Provided material:
——
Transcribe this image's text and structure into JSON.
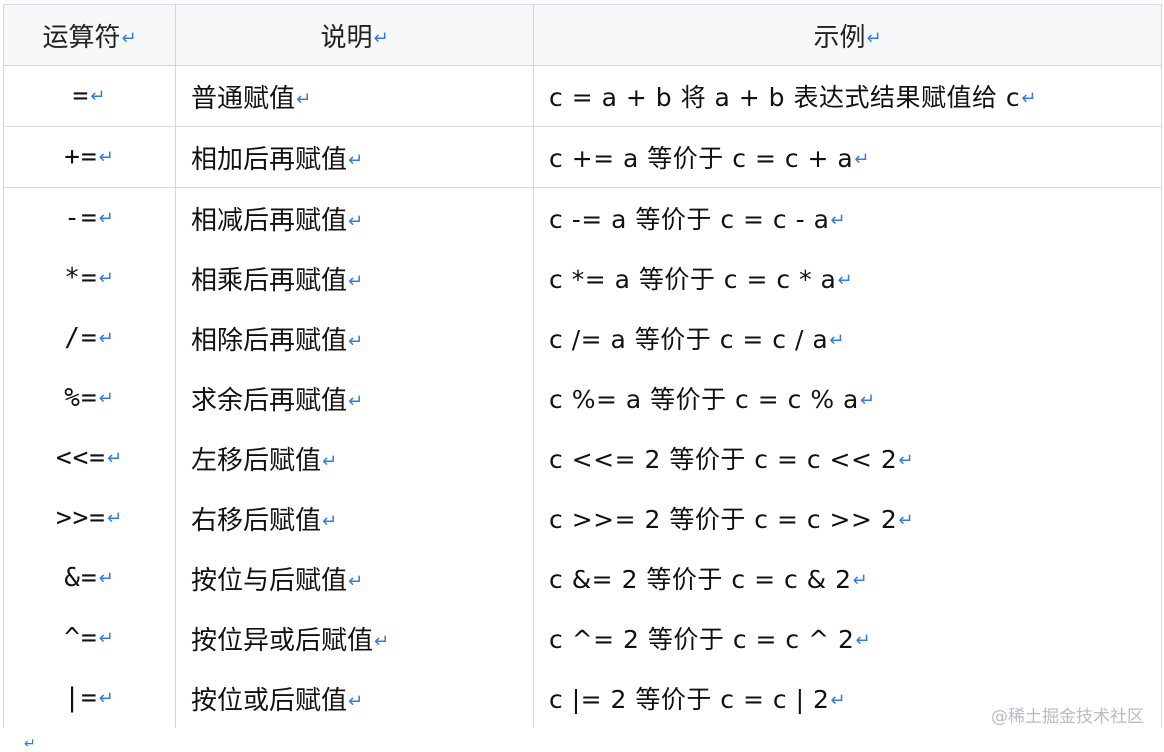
{
  "table": {
    "headers": [
      "运算符",
      "说明",
      "示例"
    ],
    "rows": [
      {
        "op": "=",
        "desc": "普通赋值",
        "example": "c = a + b 将 a + b 表达式结果赋值给 c"
      },
      {
        "op": "+=",
        "desc": "相加后再赋值",
        "example": "c += a 等价于 c = c + a"
      },
      {
        "op": "-=",
        "desc": "相减后再赋值",
        "example": "c -= a 等价于 c = c - a"
      },
      {
        "op": "*=",
        "desc": "相乘后再赋值",
        "example": "c *= a 等价于 c = c * a"
      },
      {
        "op": "/=",
        "desc": "相除后再赋值",
        "example": "c /= a 等价于 c = c / a"
      },
      {
        "op": "%=",
        "desc": "求余后再赋值",
        "example": "c %= a 等价于 c = c % a"
      },
      {
        "op": "<<=",
        "desc": "左移后赋值",
        "example": "c <<= 2 等价于 c = c << 2"
      },
      {
        "op": ">>=",
        "desc": "右移后赋值",
        "example": "c >>= 2 等价于 c = c >> 2"
      },
      {
        "op": "&=",
        "desc": "按位与后赋值",
        "example": "c &= 2 等价于 c = c & 2"
      },
      {
        "op": "^=",
        "desc": "按位异或后赋值",
        "example": "c ^= 2 等价于 c = c ^ 2"
      },
      {
        "op": "|=",
        "desc": "按位或后赋值",
        "example": "c |= 2 等价于 c = c | 2"
      }
    ]
  },
  "return_mark": "↵",
  "watermark": "@稀土掘金技术社区",
  "colors": {
    "return_mark": "#2f7de1",
    "border": "#cfd6df",
    "header_bg": "#f7f8fa"
  }
}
——
Objective: Output every entry word for word, but omit the pictures.

Response:
Transcribe this image's text and structure into JSON.
{
  "table": {
    "headers": [
      "运算符",
      "说明",
      "示例"
    ],
    "rows": [
      {
        "op": "=",
        "desc": "普通赋值",
        "example": "c = a + b 将 a + b 表达式结果赋值给 c"
      },
      {
        "op": "+=",
        "desc": "相加后再赋值",
        "example": "c += a 等价于 c = c + a"
      },
      {
        "op": "-=",
        "desc": "相减后再赋值",
        "example": "c -= a 等价于 c = c - a"
      },
      {
        "op": "*=",
        "desc": "相乘后再赋值",
        "example": "c *= a 等价于 c = c * a"
      },
      {
        "op": "/=",
        "desc": "相除后再赋值",
        "example": "c /= a 等价于 c = c / a"
      },
      {
        "op": "%=",
        "desc": "求余后再赋值",
        "example": "c %= a 等价于 c = c % a"
      },
      {
        "op": "<<=",
        "desc": "左移后赋值",
        "example": "c <<= 2 等价于 c = c << 2"
      },
      {
        "op": ">>=",
        "desc": "右移后赋值",
        "example": "c >>= 2 等价于 c = c >> 2"
      },
      {
        "op": "&=",
        "desc": "按位与后赋值",
        "example": "c &= 2 等价于 c = c & 2"
      },
      {
        "op": "^=",
        "desc": "按位异或后赋值",
        "example": "c ^= 2 等价于 c = c ^ 2"
      },
      {
        "op": "|=",
        "desc": "按位或后赋值",
        "example": "c |= 2 等价于 c = c | 2"
      }
    ]
  },
  "return_mark": "↵",
  "watermark": "@稀土掘金技术社区",
  "colors": {
    "return_mark": "#2f7de1",
    "border": "#cfd6df",
    "header_bg": "#f7f8fa"
  }
}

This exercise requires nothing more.